§ **STATED EXERCISE 1**:
Using the forum post below about GPU performance on the Jetson TK1, say whether each statement agrees with it. Answer yes or no for each and quote the words that decide it.
(a) The image processed in the experiments is RGB and 720x576 in size.
(b) Letting upload allocate the memory made the operation much faster.
(c) The poster found split to be faster on the GPU than on the CPU.

§ **SELECTION**:
[start]
Performance GPU implementation on NVIDIA Jetson TK1
Hello,
I recently have implemented a simple algorithm for GPU that works on the pixels of an image. It performs operations such as additions, subtractions, multiplications, divisions, max, split, merge etc. I am using NVIDIA Jetson TK1 for the experiments. I am comparing the performance of the same algorithm using GPU and CPU (of course I adapted the GPU code for CPU). The image is RGB of size 720x576.
I concluded that the algorithm on GPU is much much slower than that on CPU.
The majority of the time is used for the allocation of the memory. For example, this operation
cv::gpu::GpuMat img_gpu(host_img.size(), CV_8UC3);
img_gpu.upload(host_img);
takes on average 2 seconds. If I don't allocate the memory first and I do the upload, letting upload allocate the memory (I guess), i.e.
cv::gpu::GpuMat img_gpu;
img_gpu.upload(host_img);
it takes (roughly) the same time.
Also there are other operations that are faster on CPU, like split, converTo, Max. The code is pretty simple. It is just a bunch of operations, one after the other, done on the RGB channels independently.
My questions are. Am I doing something wrong? Am I missing something? Is the cache of the GPU too small to handle an image of 720x576?
Thanks in advance,
Durden
[end]
§ **TASK DATA**:
[start]
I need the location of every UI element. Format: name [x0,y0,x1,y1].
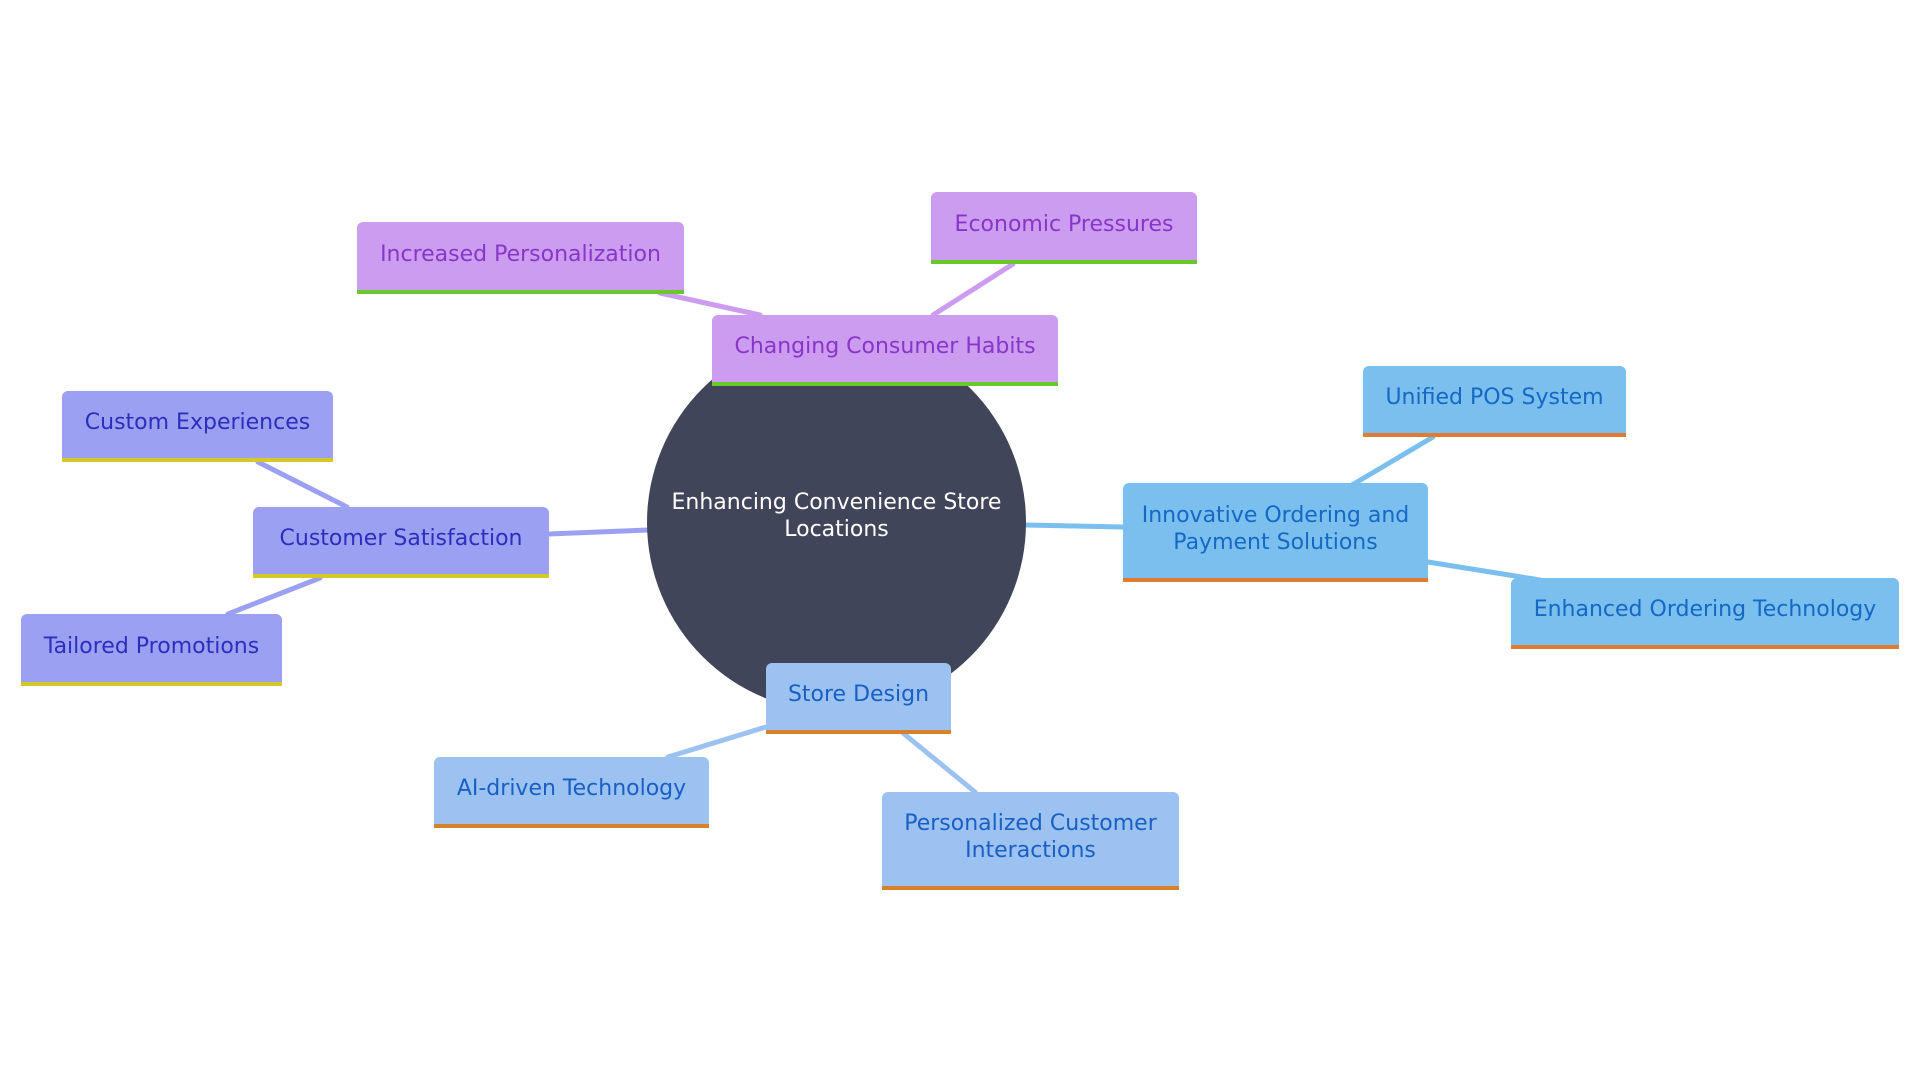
node-changing-consumer-habits[interactable]: Changing Consumer Habits [712,315,1058,386]
node-label: Customer Satisfaction [279,526,523,551]
node-label: Changing Consumer Habits [734,334,1036,359]
node-increased-personalization[interactable]: Increased Personalization [357,222,684,294]
edge-store-ai [665,724,769,760]
node-innovative-ordering-payment[interactable]: Innovative Ordering and Payment Solution… [1123,483,1428,582]
node-label: Unified POS System [1385,385,1604,410]
node-label: Increased Personalization [380,241,661,267]
node-label: Economic Pressures [954,211,1174,237]
root-node-label: Enhancing Convenience Store Locations [671,489,1002,542]
edge-changing-increased [657,290,763,318]
node-personalized-customer-interactions[interactable]: Personalized Customer Interactions [882,792,1179,890]
node-label: AI-driven Technology [456,776,687,801]
mind-map-diagram: Enhancing Convenience Store Locations Ch… [0,0,1920,1080]
edge-changing-economic [930,261,1016,318]
node-label: Custom Experiences [84,410,311,435]
node-enhanced-ordering-technology[interactable]: Enhanced Ordering Technology [1511,578,1899,649]
node-tailored-promotions[interactable]: Tailored Promotions [21,614,282,686]
node-store-design[interactable]: Store Design [766,663,951,734]
node-label: Enhanced Ordering Technology [1533,597,1877,622]
edge-innovative-unified [1349,434,1436,488]
edge-satisfaction-custom [255,459,350,510]
edge-root-innovative [1022,522,1126,530]
edge-satisfaction-tailored [225,575,323,617]
edge-root-satisfaction [546,527,651,537]
edge-store-personalized [900,730,978,795]
node-label: Innovative Ordering and Payment Solution… [1141,502,1410,555]
node-label: Personalized Customer Interactions [904,811,1157,863]
root-node[interactable]: Enhancing Convenience Store Locations [647,333,1026,712]
node-label: Tailored Promotions [43,633,260,659]
node-customer-satisfaction[interactable]: Customer Satisfaction [253,507,549,578]
node-custom-experiences[interactable]: Custom Experiences [62,391,333,462]
node-ai-driven-technology[interactable]: AI-driven Technology [434,757,709,828]
node-unified-pos-system[interactable]: Unified POS System [1363,366,1626,437]
node-economic-pressures[interactable]: Economic Pressures [931,192,1197,264]
node-label: Store Design [787,682,930,707]
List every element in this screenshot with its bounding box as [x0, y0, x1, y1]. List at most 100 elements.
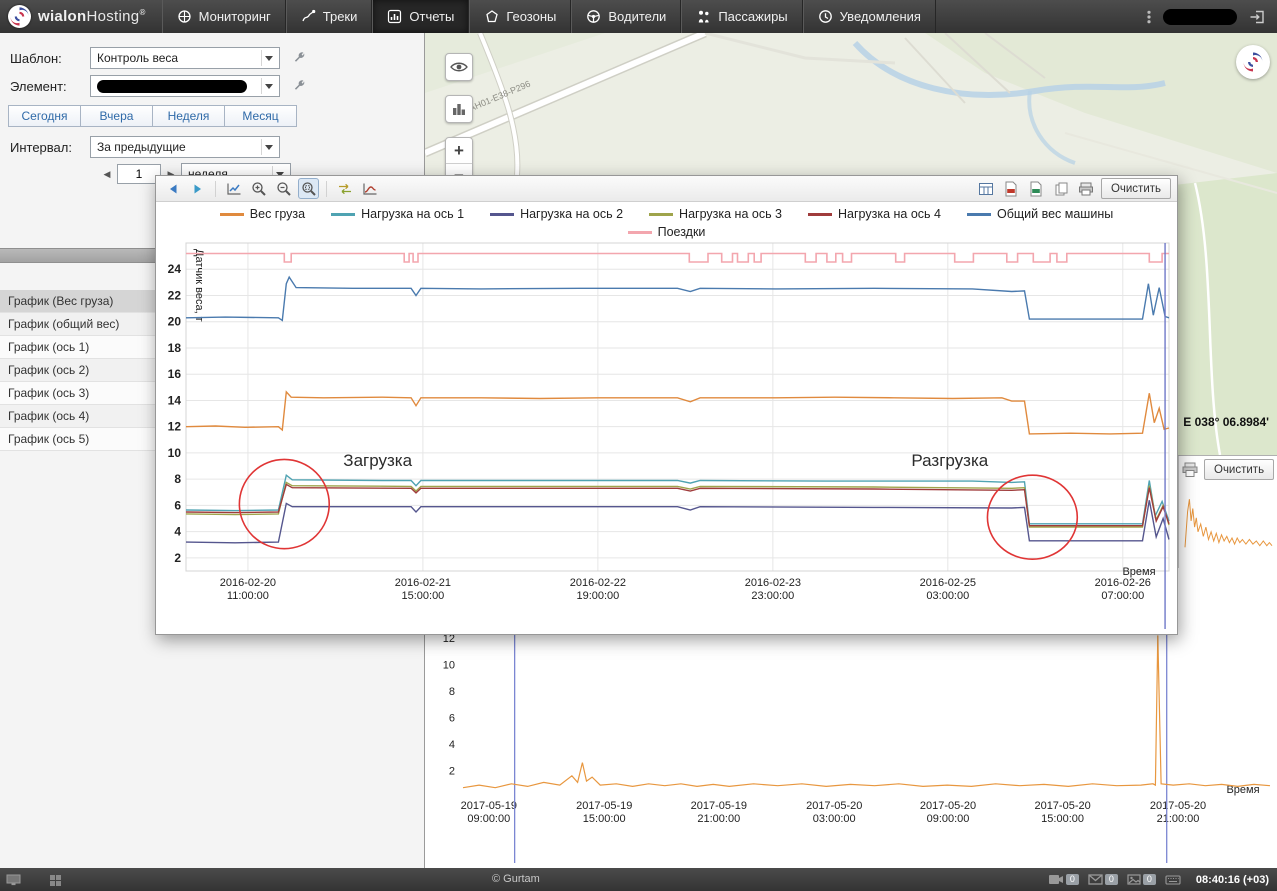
[end]
§ **STATED EXERCISE 2**:
Put the rows above, from the line containing "node-changing-consumer-habits[interactable]: Changing Consumer" through the line containing "node-label: Economic Pressures", into a JSON list of strings with one string per line.

§ **EXERCISE ANSWER 1**:
(a) Yes: "The image is RGB of size 720x576."
(b) No: "it takes (roughly) the same time."
(c) No: "there are other operations that are faster on CPU, like split, converTo, Max."

§ **EXERCISE ANSWER 2**:
[
  "node-changing-consumer-habits[interactable]: Changing Consumer Habits [712,315,1058,386]",
  "node-label: Customer Satisfaction [279,526,523,551]",
  "node-label: Changing Consumer Habits [734,334,1036,359]",
  "node-increased-personalization[interactable]: Increased Personalization [357,222,684,294]",
  "edge-store-ai [665,724,769,760]",
  "node-innovative-ordering-payment[interactable]: Innovative Ordering and Payment Solution… [1123,483,1428,582]",
  "node-label: Unified POS System [1385,385,1604,410]",
  "node-label: Increased Personalization [380,241,661,267]",
  "node-label: Economic Pressures [954,211,1174,237]"
]